◆ Text segment:
* * *

Review and Create Your Service

After you have configured your basic service definition parameters and optionally configured your service to use a load balancer, you can review your configuration and then choose Create Service to finish creating your service.

Note

After you create a service, the target group ARN or load balancer name, container name, and container port specified in the service definition are immutable. You cannot add, remove, or change the load balancer configuration of an existing service. If you update the task definition for the service, the container name and container port that were specified when the service was created must remain in the task definition.

* * *

◆ Dataset records:
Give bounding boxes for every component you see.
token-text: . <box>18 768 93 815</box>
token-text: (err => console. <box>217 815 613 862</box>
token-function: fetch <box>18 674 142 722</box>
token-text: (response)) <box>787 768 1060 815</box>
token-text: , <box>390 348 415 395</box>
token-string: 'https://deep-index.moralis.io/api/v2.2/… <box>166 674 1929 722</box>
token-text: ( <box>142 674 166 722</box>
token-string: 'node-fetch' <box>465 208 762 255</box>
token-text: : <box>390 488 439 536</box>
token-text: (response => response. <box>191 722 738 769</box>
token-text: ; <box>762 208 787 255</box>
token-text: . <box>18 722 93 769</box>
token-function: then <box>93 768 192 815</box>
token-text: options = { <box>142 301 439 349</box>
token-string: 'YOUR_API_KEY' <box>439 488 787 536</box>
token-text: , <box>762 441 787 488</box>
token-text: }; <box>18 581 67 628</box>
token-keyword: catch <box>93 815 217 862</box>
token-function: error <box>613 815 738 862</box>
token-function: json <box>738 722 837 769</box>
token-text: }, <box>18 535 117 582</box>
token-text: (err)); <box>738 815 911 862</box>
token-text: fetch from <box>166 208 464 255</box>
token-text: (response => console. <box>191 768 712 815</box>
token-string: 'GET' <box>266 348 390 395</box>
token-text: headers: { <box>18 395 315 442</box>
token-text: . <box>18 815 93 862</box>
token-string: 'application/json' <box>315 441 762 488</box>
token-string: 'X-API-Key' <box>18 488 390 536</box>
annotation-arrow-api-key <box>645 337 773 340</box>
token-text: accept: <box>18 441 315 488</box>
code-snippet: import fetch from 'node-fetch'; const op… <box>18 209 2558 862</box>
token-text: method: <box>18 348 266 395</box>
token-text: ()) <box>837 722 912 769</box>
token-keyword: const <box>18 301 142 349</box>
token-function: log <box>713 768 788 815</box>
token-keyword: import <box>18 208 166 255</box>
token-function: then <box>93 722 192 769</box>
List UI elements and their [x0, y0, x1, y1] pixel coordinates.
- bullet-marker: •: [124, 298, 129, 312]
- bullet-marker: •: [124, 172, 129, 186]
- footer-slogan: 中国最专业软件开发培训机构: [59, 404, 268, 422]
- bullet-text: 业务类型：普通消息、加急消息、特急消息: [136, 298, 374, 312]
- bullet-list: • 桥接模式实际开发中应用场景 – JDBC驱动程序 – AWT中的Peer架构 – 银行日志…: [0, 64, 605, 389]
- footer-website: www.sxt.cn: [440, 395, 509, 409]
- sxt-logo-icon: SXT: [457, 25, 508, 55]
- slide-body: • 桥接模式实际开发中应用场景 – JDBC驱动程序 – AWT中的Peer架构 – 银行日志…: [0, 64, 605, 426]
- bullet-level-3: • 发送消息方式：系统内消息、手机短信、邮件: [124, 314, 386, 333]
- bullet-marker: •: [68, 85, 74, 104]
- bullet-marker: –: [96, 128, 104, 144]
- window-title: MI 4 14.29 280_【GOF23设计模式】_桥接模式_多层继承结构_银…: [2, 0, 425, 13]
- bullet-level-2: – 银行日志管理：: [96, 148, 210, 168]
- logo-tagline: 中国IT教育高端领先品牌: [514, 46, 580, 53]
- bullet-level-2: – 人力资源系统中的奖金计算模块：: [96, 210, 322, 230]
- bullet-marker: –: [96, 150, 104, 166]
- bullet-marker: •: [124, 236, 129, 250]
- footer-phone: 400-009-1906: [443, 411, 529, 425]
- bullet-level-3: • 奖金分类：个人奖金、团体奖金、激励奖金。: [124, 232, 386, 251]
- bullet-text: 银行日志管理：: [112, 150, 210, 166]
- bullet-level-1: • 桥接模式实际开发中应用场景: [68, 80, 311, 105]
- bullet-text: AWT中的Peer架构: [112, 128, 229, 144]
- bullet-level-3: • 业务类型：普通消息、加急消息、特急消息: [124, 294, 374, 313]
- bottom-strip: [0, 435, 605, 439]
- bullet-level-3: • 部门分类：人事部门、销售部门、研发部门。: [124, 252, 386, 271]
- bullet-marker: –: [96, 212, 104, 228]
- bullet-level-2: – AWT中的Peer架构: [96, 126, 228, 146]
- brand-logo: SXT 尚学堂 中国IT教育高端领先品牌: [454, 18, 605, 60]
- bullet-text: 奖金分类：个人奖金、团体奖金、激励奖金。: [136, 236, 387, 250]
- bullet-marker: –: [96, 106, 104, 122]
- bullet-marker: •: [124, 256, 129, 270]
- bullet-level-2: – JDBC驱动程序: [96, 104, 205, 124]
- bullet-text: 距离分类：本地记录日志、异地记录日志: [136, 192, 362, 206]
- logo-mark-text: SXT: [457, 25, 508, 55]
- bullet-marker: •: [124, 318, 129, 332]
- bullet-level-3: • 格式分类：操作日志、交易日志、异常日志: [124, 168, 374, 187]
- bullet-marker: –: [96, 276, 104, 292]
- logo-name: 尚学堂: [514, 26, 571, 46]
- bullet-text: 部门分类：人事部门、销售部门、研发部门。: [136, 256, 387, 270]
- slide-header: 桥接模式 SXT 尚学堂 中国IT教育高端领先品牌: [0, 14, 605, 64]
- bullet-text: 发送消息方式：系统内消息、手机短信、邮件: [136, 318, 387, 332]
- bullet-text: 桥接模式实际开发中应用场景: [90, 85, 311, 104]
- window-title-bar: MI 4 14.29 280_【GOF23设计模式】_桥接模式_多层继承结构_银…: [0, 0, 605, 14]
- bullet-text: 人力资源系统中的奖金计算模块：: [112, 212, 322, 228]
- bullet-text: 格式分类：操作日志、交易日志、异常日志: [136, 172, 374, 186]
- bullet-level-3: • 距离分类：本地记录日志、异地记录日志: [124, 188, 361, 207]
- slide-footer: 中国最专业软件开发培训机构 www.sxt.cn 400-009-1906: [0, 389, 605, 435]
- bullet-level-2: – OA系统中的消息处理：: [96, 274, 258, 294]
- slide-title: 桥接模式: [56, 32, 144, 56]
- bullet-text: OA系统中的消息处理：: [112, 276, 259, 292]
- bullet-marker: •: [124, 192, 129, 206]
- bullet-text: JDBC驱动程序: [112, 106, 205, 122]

* * *

◆ Activities:
1. According to the text on creating a service, what must stay in the task definition if you update it for the service?
2. Return the portion of the text on creating a service starting with "Review and Create" and going on through "the task definition.", copied word for word.

◆ Task-by-task solutions:
1. The container name and container port that were specified when the service was created.

2.
Review and Create Your Service

After you have configured your basic service definition parameters and optionally configured your service to use a load balancer, you can review your configuration and then choose Create Service to finish creating your service.

Note

After you create a service, the target group ARN or load balancer name, container name, and container port specified in the service definition are immutable. You cannot add, remove, or change the load balancer configuration of an existing service. If you update the task definition for the service, the container name and container port that were specified when the service was created must remain in the task definition.